» **What to work on**: From the listing below, pull each line that includes "forward".

» **Data lines**:
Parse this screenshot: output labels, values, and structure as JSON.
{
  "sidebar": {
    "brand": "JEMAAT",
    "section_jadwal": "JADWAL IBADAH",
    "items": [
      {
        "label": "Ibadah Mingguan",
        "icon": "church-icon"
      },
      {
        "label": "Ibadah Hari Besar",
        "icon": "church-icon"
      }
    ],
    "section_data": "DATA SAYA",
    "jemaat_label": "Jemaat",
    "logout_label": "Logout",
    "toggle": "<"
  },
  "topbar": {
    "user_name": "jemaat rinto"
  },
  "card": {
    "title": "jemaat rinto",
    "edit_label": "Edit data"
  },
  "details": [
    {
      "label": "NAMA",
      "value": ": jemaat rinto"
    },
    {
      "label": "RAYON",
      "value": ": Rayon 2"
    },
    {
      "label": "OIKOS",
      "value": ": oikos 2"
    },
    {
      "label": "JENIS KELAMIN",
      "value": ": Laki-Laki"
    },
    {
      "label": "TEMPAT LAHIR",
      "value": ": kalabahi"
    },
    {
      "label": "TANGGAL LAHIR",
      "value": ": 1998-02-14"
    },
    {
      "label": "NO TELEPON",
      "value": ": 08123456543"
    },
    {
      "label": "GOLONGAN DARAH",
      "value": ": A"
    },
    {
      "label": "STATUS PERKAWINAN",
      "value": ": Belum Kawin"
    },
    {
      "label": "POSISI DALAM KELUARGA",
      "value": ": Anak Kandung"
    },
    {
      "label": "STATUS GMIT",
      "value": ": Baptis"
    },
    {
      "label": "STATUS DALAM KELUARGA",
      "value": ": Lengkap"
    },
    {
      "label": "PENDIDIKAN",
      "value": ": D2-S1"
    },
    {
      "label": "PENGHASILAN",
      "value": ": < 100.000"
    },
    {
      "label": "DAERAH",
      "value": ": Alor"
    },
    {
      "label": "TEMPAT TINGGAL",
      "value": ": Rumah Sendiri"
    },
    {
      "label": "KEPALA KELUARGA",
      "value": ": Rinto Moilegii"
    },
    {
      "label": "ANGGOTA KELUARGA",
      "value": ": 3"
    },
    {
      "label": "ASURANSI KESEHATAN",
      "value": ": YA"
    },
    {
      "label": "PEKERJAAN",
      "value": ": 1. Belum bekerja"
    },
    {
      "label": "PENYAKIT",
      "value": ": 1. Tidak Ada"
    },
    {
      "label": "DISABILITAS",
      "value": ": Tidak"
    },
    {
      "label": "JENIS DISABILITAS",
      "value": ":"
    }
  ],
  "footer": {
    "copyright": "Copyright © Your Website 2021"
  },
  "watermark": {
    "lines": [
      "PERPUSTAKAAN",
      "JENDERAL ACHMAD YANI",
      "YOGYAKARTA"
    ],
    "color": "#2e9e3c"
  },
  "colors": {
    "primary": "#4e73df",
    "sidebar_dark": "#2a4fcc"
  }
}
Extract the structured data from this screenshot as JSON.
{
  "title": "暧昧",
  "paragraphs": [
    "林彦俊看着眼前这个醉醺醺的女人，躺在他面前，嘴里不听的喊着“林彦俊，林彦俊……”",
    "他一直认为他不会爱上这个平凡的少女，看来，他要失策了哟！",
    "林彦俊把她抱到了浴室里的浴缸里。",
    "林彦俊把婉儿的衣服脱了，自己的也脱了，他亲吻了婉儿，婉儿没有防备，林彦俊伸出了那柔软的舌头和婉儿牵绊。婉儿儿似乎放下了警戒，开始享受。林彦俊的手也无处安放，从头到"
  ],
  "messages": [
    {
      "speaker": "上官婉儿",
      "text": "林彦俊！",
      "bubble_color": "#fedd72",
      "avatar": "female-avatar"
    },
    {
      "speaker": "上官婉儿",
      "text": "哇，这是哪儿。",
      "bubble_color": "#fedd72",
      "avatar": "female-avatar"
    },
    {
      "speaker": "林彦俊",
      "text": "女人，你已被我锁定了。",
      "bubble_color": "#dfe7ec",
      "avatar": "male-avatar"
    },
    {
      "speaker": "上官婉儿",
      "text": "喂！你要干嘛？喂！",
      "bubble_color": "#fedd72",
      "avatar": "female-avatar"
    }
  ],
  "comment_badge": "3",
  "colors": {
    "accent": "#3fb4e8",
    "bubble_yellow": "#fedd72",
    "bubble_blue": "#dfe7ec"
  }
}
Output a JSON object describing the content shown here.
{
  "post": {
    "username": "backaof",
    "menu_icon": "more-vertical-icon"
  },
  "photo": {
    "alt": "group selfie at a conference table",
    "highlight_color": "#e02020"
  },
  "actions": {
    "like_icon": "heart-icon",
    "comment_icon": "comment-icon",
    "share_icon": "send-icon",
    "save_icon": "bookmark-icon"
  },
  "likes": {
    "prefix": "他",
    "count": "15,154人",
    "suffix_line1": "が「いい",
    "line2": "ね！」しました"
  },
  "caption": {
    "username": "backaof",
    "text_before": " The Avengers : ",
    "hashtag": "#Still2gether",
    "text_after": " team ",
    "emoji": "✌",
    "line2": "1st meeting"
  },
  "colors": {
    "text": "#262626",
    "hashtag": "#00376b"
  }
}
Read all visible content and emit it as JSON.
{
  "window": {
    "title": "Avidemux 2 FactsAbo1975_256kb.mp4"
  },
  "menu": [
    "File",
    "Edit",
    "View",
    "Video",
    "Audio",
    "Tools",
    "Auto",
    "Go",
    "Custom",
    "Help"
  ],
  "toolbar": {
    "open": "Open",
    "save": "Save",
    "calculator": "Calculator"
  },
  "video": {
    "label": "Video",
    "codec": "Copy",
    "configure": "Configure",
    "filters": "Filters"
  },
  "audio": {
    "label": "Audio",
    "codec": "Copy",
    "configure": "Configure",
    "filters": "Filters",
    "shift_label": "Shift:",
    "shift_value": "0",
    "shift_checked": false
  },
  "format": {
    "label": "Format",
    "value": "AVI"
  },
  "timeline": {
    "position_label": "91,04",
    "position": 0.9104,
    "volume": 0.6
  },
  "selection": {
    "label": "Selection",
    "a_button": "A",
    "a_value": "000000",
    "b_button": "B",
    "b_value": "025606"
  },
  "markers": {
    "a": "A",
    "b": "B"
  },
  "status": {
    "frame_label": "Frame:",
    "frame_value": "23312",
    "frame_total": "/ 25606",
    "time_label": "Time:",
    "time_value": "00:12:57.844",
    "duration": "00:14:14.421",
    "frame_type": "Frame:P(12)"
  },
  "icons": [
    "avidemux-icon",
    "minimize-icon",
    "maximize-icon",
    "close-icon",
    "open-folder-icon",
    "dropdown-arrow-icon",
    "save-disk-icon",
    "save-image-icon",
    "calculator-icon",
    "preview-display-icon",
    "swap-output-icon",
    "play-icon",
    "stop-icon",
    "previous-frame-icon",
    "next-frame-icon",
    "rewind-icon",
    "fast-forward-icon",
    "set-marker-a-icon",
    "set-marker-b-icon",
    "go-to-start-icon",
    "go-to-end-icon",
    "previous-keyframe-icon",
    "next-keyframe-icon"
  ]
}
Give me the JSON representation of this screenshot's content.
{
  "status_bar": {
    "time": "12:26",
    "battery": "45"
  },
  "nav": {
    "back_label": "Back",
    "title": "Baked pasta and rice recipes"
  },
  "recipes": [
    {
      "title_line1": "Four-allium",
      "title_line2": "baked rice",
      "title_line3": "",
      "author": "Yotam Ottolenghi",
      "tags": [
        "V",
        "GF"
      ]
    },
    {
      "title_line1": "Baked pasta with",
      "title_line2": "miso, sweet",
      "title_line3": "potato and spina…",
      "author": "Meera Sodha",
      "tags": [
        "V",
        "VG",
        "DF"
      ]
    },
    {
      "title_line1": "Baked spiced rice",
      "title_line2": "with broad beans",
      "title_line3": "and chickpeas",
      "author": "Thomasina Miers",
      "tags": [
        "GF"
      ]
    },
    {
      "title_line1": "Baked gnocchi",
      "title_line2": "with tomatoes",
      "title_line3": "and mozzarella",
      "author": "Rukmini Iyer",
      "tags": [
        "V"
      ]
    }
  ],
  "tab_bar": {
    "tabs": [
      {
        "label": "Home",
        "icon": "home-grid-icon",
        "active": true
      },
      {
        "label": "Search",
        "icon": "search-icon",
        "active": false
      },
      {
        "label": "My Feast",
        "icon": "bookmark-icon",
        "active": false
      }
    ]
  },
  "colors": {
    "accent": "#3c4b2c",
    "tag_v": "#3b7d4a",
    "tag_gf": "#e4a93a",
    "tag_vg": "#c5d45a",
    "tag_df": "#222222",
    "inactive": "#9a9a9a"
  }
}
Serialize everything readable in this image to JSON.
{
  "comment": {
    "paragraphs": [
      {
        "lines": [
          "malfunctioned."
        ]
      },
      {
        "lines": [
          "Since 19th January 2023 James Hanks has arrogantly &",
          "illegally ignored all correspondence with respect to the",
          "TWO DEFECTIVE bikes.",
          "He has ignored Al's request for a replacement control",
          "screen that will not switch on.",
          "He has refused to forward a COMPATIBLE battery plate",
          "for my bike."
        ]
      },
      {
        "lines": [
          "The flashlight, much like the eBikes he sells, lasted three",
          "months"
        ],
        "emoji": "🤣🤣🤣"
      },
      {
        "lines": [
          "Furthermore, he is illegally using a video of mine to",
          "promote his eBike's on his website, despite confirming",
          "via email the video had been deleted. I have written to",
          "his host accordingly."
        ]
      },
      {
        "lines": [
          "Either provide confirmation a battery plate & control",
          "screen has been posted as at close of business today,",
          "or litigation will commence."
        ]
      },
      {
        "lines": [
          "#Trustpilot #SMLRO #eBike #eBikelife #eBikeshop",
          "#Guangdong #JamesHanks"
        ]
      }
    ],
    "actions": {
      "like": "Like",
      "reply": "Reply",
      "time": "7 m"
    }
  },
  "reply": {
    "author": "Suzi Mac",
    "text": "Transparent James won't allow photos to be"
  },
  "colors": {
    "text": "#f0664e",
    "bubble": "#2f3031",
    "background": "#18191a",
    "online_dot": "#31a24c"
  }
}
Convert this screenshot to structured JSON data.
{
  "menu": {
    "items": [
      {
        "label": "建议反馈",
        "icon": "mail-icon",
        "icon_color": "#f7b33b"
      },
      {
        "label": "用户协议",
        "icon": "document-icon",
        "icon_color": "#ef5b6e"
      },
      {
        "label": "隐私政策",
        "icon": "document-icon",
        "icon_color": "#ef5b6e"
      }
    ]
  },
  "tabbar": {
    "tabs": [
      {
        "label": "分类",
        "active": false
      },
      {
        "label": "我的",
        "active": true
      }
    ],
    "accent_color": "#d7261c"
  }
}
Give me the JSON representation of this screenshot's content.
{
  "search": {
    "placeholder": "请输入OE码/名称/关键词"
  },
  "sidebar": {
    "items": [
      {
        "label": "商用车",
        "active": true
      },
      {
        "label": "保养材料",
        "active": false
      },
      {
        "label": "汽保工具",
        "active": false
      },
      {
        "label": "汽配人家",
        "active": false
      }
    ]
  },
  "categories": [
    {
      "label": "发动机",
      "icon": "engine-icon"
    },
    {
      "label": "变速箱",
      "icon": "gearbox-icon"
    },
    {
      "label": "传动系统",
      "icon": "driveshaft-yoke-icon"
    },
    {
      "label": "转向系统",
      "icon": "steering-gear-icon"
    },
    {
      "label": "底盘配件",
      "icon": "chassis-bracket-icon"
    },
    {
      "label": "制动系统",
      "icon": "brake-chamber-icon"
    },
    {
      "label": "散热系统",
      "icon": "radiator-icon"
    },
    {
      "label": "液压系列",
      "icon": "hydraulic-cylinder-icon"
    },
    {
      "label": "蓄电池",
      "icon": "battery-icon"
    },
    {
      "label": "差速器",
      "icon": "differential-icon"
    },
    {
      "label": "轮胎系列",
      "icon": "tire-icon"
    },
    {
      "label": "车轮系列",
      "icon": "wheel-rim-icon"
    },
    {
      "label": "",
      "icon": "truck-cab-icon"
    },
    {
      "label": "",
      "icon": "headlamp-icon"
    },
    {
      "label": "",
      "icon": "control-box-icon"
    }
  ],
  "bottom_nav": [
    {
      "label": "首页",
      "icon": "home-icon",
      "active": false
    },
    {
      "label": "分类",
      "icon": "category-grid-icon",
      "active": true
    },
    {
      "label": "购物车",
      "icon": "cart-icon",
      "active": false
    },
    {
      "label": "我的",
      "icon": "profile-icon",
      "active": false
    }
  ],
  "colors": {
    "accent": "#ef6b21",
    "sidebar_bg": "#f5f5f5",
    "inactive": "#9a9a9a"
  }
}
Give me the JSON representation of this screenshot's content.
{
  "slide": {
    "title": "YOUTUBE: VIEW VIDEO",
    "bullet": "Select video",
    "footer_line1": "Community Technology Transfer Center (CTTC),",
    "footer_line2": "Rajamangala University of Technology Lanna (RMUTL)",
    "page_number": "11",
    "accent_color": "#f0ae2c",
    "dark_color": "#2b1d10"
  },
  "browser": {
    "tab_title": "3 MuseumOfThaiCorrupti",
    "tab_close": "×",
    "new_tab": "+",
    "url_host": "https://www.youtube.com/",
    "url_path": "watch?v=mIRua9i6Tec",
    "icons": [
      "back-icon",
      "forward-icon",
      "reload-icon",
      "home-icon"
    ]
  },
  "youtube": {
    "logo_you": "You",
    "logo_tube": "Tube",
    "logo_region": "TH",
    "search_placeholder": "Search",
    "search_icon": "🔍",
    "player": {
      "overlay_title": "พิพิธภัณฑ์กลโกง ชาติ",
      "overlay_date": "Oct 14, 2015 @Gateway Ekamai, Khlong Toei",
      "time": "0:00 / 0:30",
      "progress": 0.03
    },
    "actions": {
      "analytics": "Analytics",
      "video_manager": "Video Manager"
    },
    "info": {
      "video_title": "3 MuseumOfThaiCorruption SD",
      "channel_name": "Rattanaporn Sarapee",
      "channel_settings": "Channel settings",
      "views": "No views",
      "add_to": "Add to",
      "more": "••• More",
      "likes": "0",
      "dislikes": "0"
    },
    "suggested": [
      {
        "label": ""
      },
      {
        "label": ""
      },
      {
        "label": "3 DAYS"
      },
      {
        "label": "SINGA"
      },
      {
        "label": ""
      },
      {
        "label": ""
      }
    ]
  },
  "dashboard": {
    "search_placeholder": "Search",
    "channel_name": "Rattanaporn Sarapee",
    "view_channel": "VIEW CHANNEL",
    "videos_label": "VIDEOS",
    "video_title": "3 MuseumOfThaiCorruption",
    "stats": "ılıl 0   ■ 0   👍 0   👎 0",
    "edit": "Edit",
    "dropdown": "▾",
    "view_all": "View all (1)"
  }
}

» **Result of this exercise**:
    "fast-forward-icon",
          "He has refused to forward a COMPATIBLE battery plate",
      "forward-icon",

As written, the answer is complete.